▶ EXERCISE REQUIREMENTS: Find each line with the string "fork" and report it.

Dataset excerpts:
• • • • •

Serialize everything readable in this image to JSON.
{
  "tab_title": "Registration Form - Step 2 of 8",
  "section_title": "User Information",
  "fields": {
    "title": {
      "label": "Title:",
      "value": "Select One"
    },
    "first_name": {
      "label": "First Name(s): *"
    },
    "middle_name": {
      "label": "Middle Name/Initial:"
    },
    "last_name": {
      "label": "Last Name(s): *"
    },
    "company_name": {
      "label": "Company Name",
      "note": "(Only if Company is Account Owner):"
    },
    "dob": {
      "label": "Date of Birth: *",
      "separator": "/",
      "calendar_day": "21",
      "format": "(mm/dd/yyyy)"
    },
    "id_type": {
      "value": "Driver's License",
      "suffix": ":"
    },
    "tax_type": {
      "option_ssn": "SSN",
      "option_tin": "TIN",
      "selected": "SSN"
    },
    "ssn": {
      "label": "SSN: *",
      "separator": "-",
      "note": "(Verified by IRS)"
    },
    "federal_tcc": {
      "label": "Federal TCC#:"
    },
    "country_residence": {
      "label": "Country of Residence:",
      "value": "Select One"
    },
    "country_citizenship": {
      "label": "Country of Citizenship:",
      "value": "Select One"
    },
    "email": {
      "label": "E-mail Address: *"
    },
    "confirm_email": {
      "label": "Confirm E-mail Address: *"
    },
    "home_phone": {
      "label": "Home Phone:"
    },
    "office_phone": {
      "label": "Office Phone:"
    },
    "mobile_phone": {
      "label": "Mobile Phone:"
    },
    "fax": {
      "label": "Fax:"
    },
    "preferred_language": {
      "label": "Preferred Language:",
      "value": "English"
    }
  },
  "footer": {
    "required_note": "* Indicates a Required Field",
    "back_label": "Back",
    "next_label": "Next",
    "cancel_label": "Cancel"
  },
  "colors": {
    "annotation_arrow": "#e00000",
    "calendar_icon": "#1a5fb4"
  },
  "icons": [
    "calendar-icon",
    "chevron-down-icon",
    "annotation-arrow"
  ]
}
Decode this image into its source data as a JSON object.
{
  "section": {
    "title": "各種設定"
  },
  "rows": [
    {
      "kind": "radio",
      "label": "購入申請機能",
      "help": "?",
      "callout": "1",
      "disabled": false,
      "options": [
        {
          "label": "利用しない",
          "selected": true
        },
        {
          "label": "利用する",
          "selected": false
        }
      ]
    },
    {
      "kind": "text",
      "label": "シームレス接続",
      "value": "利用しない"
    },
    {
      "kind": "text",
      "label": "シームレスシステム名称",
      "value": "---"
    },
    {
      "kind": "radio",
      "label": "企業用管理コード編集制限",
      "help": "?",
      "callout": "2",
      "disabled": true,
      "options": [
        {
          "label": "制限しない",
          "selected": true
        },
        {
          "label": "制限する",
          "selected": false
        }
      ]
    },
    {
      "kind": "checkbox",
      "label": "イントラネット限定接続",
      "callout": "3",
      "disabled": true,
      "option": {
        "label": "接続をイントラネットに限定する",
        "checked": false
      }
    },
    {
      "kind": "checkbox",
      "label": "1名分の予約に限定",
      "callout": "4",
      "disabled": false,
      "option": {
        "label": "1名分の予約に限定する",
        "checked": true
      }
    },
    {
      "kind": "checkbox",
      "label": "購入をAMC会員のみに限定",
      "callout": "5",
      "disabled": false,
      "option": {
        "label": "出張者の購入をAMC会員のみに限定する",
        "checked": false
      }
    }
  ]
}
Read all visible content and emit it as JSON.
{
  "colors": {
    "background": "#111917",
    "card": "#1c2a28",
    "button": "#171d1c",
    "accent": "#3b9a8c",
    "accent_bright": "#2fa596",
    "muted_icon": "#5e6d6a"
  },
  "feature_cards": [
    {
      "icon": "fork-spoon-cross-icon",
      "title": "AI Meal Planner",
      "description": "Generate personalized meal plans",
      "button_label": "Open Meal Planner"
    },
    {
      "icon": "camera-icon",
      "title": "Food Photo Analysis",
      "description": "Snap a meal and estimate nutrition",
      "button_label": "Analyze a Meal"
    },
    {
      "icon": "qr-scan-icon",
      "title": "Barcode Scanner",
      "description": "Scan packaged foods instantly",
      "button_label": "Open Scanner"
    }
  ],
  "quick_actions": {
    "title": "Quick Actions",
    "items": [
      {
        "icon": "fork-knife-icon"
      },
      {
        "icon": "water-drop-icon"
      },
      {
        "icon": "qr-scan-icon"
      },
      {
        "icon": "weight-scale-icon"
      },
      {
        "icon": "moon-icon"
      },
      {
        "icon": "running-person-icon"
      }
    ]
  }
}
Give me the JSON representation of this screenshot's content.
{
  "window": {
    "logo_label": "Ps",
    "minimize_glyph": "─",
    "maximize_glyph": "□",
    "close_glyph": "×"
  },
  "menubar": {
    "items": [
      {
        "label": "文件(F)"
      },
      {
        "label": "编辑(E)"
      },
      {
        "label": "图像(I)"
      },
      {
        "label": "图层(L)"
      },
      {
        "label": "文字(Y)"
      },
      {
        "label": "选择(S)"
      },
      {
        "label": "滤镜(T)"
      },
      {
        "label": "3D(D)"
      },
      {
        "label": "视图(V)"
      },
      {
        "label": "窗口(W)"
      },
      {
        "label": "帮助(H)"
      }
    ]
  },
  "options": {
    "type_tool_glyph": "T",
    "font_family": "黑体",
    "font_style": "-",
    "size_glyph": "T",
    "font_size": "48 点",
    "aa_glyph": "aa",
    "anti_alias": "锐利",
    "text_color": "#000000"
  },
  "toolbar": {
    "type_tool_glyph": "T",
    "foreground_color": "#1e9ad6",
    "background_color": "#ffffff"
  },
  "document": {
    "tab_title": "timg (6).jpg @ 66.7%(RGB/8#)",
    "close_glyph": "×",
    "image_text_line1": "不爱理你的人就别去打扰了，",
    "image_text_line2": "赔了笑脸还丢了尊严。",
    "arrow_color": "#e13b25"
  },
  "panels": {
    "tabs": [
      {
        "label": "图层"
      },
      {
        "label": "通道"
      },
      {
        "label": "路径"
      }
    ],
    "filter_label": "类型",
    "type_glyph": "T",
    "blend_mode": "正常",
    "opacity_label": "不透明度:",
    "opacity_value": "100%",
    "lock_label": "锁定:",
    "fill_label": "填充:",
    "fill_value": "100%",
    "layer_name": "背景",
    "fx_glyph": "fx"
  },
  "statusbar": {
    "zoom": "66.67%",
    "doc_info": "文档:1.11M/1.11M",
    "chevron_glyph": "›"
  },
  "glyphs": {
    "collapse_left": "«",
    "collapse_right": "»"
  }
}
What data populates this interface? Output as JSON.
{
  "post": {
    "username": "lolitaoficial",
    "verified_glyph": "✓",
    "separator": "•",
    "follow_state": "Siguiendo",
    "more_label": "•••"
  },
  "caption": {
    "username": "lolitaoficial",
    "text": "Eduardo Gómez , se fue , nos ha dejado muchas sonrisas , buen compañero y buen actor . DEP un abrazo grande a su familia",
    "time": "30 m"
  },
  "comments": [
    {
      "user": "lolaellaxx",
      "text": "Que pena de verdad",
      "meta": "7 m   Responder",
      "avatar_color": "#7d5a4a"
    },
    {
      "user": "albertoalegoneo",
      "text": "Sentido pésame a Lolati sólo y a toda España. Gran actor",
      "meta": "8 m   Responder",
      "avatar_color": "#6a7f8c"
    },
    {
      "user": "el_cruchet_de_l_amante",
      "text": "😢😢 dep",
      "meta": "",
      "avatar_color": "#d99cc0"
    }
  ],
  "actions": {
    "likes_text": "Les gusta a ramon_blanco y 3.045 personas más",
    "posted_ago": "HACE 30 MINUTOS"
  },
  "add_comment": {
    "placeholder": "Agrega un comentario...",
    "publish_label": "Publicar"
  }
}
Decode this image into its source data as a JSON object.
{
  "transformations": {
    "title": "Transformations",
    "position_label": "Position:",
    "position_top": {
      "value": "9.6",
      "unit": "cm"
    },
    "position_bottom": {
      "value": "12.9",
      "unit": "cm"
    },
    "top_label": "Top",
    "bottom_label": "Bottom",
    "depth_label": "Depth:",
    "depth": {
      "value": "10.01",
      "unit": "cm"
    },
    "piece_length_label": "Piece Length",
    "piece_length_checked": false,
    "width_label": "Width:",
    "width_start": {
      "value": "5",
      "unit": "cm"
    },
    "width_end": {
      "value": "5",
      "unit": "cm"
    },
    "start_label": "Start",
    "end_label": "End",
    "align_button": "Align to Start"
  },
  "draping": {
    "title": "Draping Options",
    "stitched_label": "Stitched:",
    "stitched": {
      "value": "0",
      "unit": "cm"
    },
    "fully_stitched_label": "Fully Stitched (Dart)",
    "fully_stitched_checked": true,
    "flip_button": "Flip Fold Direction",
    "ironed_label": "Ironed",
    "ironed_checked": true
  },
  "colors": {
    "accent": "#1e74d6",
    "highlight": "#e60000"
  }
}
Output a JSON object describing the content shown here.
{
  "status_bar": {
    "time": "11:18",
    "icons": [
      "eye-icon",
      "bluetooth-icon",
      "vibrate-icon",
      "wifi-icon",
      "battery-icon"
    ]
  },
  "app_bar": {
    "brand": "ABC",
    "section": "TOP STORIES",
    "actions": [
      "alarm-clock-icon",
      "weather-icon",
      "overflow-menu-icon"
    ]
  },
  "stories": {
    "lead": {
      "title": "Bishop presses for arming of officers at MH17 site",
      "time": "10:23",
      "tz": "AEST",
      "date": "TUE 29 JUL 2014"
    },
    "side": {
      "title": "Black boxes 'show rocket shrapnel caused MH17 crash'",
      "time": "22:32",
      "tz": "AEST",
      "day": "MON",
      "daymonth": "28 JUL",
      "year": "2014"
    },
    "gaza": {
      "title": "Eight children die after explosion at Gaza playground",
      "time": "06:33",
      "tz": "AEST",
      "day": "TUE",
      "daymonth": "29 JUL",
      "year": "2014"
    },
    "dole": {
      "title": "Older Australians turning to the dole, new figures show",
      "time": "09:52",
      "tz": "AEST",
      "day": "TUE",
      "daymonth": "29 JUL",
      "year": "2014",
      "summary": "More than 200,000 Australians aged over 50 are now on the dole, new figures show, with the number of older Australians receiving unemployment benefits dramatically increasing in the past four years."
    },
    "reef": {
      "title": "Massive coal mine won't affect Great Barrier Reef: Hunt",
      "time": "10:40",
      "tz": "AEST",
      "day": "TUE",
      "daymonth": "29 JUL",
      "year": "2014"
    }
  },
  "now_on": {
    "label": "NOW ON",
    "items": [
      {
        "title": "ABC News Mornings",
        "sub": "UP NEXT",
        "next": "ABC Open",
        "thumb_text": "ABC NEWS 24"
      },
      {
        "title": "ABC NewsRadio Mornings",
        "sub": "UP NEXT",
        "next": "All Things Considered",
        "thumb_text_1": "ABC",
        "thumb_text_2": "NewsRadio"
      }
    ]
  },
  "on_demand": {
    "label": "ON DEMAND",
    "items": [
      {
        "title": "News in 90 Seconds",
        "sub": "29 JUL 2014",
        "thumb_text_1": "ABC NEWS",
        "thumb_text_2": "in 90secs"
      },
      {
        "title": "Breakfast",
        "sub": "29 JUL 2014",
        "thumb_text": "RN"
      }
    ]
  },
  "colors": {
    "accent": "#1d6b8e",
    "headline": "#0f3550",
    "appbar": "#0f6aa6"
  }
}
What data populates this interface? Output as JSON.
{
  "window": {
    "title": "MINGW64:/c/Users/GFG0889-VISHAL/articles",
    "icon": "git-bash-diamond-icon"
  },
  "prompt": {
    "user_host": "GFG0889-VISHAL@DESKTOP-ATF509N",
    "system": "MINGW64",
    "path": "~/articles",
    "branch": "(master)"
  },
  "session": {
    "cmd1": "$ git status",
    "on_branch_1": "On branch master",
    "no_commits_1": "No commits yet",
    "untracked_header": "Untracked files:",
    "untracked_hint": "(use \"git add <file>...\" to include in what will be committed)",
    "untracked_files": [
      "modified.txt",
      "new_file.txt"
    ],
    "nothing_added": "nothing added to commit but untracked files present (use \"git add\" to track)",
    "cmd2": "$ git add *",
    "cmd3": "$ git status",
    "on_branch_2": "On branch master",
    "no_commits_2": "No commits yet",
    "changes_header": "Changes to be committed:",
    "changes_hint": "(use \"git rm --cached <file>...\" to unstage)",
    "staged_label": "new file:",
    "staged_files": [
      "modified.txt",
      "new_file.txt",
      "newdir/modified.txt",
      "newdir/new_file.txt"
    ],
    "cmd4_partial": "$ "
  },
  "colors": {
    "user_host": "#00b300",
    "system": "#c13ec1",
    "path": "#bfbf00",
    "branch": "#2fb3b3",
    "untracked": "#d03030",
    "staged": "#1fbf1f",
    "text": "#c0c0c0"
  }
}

• • • • •

▶ TASK OUTPUT:
      "icon": "fork-spoon-cross-icon",
        "icon": "fork-knife-icon"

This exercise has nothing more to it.